YOUR INSTRUCTIONS
Gather all lines containing the string "title" and copy them out.
--- START DATASET EXTRACT ---
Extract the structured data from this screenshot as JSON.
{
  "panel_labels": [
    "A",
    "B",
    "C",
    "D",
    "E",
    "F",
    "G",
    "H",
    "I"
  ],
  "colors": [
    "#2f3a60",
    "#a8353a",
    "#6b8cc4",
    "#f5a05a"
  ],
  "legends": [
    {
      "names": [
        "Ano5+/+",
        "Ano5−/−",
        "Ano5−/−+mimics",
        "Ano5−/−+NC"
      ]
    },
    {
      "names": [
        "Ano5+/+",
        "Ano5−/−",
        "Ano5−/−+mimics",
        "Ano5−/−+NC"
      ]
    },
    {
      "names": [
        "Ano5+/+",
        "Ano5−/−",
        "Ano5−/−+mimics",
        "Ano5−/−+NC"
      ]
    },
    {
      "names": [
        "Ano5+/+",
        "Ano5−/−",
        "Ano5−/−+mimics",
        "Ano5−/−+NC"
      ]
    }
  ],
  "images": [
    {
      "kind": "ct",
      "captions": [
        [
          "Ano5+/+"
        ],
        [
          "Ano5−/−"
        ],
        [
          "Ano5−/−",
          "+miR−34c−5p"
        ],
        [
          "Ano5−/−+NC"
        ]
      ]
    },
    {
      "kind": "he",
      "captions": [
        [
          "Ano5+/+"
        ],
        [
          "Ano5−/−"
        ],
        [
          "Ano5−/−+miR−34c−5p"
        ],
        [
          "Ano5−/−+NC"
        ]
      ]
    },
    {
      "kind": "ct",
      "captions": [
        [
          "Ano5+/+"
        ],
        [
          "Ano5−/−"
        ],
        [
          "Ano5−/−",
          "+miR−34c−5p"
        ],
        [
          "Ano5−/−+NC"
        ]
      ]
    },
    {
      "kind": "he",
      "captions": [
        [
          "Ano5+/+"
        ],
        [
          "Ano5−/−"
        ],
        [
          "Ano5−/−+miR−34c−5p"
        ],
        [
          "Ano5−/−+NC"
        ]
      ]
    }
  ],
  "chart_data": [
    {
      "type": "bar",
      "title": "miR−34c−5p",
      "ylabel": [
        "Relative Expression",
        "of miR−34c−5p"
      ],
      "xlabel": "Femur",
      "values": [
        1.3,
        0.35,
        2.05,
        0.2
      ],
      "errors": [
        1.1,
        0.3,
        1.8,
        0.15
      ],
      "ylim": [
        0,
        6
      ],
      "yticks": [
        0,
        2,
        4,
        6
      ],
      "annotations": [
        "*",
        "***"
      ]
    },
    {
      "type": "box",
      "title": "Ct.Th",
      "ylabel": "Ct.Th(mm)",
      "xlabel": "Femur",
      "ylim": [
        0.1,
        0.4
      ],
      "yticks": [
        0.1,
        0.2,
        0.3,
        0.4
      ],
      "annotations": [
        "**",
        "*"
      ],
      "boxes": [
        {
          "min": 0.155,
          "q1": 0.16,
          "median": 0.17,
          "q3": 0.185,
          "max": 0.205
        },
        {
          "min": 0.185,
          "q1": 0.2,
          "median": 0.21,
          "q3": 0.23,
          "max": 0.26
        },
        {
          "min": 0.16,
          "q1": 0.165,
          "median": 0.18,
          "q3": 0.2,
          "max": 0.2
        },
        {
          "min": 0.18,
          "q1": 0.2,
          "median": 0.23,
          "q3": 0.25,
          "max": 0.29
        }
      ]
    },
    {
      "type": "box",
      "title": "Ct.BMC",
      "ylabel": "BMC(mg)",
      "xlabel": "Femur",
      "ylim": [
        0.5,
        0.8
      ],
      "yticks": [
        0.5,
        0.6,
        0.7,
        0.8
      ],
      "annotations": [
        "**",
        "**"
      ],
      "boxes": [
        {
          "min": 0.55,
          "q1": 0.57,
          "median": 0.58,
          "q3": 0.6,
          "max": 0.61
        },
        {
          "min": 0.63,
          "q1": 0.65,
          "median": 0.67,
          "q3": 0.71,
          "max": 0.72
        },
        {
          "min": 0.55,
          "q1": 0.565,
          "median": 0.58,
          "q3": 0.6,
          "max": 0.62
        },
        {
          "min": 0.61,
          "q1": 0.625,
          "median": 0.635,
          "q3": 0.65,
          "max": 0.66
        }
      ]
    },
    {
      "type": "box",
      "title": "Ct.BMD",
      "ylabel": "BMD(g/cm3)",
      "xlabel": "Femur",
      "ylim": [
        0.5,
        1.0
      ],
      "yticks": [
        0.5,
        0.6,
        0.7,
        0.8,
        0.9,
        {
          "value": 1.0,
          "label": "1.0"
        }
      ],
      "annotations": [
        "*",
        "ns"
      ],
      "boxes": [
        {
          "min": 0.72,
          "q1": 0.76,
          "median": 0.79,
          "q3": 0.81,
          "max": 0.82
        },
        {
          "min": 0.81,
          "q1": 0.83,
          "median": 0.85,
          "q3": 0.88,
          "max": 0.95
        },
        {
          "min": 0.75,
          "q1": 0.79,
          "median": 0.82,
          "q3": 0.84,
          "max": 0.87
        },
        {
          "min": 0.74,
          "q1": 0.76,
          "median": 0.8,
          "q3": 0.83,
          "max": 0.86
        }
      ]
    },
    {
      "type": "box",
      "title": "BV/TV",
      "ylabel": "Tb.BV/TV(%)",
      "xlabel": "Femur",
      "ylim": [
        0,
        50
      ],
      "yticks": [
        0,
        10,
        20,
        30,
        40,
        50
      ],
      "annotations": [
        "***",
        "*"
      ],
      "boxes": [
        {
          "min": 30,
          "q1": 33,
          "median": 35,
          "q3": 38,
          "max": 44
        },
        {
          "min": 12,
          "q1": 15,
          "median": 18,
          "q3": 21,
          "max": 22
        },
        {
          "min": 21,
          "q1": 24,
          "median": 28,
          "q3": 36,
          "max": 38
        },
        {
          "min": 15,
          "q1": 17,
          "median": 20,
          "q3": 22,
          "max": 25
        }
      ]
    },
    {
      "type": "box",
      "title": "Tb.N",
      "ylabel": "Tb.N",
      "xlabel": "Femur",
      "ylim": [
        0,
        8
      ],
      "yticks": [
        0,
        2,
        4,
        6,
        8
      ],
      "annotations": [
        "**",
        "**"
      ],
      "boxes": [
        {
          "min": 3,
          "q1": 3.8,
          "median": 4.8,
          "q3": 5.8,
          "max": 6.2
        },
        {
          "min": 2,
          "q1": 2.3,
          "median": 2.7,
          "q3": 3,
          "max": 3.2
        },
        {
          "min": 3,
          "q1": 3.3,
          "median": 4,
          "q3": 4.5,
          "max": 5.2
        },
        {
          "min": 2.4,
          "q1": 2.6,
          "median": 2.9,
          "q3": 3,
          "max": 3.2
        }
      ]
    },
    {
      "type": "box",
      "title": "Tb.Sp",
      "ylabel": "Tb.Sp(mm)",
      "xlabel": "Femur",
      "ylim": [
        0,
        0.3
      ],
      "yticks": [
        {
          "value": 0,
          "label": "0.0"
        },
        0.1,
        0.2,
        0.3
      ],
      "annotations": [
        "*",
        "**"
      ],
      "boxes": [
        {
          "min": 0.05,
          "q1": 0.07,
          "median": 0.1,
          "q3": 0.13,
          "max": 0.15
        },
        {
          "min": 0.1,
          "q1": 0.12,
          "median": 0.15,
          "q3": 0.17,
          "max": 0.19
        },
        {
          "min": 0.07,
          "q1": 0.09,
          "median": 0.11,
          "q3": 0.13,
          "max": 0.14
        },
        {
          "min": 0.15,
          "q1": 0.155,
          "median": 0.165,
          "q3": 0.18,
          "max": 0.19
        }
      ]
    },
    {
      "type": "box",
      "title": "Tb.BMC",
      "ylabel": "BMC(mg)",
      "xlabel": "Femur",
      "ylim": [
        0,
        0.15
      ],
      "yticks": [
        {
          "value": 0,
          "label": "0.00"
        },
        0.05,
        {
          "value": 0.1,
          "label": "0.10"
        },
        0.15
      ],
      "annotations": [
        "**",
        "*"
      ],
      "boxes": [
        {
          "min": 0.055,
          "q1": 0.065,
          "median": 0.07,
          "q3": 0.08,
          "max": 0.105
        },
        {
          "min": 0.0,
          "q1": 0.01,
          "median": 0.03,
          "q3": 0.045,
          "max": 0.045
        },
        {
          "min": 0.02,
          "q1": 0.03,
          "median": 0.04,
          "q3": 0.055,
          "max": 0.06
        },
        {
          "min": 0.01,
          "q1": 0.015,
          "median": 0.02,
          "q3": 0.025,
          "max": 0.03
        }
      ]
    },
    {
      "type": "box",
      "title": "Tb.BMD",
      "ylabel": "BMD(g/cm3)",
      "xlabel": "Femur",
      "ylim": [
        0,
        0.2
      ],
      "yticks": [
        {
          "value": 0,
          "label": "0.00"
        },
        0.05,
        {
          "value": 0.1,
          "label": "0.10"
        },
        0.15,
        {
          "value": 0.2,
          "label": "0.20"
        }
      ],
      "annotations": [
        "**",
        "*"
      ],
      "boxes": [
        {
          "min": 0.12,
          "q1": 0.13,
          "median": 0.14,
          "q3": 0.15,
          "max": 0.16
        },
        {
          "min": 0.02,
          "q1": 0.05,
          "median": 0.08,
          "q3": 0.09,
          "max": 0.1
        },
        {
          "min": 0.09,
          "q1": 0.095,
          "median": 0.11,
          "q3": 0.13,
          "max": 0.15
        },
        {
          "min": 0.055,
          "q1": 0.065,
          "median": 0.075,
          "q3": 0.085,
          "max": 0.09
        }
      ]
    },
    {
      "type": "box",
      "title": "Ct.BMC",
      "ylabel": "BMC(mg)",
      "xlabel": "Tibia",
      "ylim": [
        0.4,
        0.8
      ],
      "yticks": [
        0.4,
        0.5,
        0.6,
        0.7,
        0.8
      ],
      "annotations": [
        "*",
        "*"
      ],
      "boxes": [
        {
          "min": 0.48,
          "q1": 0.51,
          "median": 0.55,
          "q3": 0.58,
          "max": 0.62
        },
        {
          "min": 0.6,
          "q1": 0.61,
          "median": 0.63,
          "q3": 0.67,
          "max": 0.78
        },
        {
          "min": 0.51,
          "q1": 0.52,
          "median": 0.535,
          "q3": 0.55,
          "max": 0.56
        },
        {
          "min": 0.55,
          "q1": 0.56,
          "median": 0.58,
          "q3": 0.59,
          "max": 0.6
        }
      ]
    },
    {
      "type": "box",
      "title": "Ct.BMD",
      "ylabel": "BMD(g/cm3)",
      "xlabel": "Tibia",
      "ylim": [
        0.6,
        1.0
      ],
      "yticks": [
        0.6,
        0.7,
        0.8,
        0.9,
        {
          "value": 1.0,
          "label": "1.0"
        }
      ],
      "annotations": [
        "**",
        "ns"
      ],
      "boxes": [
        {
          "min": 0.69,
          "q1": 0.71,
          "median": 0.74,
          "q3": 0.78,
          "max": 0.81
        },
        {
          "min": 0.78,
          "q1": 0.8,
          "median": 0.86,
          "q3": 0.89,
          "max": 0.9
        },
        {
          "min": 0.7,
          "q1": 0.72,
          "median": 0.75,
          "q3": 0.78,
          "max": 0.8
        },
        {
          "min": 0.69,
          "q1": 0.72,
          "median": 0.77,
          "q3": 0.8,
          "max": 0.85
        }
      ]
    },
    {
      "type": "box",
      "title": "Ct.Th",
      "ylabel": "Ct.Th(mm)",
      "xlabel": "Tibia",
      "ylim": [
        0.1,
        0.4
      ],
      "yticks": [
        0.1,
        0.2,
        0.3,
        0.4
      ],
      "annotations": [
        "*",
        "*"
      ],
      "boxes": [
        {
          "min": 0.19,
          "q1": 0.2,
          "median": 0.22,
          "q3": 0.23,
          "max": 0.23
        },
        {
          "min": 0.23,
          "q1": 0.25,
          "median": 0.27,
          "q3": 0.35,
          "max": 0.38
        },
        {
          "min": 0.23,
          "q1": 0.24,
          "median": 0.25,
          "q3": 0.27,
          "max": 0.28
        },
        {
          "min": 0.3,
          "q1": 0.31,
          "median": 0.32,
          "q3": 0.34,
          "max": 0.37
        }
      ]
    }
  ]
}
--- END DATASET EXTRACT ---
FULL ANSWER
      "title": "miR−34c−5p",
      "title": "Ct.Th",
      "title": "Ct.BMC",
      "title": "Ct.BMD",
      "title": "BV/TV",
      "title": "Tb.N",
      "title": "Tb.Sp",
      "title": "Tb.BMC",
      "title": "Tb.BMD",
      "title": "Ct.BMC",
      "title": "Ct.BMD",
      "title": "Ct.Th",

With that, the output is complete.